* SOURCE DATA *
───

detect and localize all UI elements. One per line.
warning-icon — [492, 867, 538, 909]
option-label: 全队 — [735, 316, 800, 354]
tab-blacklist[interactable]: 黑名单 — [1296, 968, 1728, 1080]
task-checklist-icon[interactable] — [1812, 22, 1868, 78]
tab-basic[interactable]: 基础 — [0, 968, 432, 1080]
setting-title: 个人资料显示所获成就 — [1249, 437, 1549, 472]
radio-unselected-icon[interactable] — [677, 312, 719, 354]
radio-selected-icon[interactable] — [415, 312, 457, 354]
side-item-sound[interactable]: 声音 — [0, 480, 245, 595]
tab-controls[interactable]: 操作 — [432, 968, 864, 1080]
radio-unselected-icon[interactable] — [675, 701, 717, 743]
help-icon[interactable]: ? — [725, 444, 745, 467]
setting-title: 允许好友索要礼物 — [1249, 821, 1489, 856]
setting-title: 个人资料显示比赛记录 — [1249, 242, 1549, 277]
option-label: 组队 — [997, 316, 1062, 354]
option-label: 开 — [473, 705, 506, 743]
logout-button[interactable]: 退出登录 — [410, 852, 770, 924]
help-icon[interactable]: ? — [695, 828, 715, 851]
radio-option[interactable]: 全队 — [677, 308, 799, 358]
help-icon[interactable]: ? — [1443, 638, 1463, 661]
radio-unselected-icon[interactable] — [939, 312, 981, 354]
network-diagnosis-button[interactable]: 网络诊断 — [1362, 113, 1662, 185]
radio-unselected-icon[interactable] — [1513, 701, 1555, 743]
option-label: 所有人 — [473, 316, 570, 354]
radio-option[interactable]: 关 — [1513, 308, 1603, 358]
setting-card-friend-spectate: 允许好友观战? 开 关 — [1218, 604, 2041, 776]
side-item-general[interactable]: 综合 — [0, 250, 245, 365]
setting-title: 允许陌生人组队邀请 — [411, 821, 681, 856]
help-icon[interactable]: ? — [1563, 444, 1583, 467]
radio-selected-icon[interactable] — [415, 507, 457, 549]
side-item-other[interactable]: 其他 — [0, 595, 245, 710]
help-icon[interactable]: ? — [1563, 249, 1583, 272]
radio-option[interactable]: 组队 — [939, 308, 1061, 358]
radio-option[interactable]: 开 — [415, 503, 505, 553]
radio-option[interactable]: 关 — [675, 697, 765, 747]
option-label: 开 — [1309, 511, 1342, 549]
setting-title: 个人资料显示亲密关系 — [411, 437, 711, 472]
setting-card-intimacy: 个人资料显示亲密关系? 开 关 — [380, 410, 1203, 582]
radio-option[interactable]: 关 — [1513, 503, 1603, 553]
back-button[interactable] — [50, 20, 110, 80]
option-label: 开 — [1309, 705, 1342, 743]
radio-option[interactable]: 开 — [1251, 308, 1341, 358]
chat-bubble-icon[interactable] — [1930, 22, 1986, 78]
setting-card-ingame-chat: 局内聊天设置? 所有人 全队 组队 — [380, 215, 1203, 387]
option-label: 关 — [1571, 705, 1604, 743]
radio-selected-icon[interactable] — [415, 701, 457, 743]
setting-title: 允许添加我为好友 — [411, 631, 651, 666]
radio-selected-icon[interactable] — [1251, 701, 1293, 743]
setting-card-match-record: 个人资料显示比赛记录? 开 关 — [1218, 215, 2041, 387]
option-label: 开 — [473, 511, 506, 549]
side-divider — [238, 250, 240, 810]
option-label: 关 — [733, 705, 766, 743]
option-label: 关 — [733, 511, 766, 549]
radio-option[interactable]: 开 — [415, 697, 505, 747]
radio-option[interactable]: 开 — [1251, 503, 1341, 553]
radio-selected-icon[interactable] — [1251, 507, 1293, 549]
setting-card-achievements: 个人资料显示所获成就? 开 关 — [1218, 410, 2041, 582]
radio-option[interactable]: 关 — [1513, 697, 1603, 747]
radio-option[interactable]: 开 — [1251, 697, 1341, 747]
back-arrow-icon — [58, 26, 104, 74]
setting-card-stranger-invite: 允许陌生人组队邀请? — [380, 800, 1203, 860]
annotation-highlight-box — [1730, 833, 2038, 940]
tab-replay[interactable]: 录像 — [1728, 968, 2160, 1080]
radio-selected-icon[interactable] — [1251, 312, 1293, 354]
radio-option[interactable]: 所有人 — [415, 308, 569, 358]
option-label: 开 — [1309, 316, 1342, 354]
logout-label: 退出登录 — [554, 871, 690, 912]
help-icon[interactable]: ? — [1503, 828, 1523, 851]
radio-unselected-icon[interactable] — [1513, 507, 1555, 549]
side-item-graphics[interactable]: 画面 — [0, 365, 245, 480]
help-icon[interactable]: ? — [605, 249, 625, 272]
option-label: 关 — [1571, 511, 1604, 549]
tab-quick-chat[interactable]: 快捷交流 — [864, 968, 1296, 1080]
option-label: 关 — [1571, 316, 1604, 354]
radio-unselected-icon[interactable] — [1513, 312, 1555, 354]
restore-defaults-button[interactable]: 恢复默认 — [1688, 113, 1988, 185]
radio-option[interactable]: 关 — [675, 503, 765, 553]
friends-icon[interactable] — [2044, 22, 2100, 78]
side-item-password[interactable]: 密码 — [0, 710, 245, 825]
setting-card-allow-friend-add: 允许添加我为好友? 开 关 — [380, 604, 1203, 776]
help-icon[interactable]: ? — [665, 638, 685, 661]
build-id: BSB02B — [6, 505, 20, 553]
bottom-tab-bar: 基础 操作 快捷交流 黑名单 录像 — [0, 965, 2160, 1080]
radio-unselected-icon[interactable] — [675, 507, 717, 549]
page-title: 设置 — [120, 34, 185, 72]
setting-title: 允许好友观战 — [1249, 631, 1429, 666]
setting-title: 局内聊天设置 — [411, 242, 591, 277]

───

* DIRECTION *
Count the lines in the listing above that contain the string "个人资料显示所获成就", treating case as significant. Give only the number.

* RESULT FOR THIS EXERCISE *
2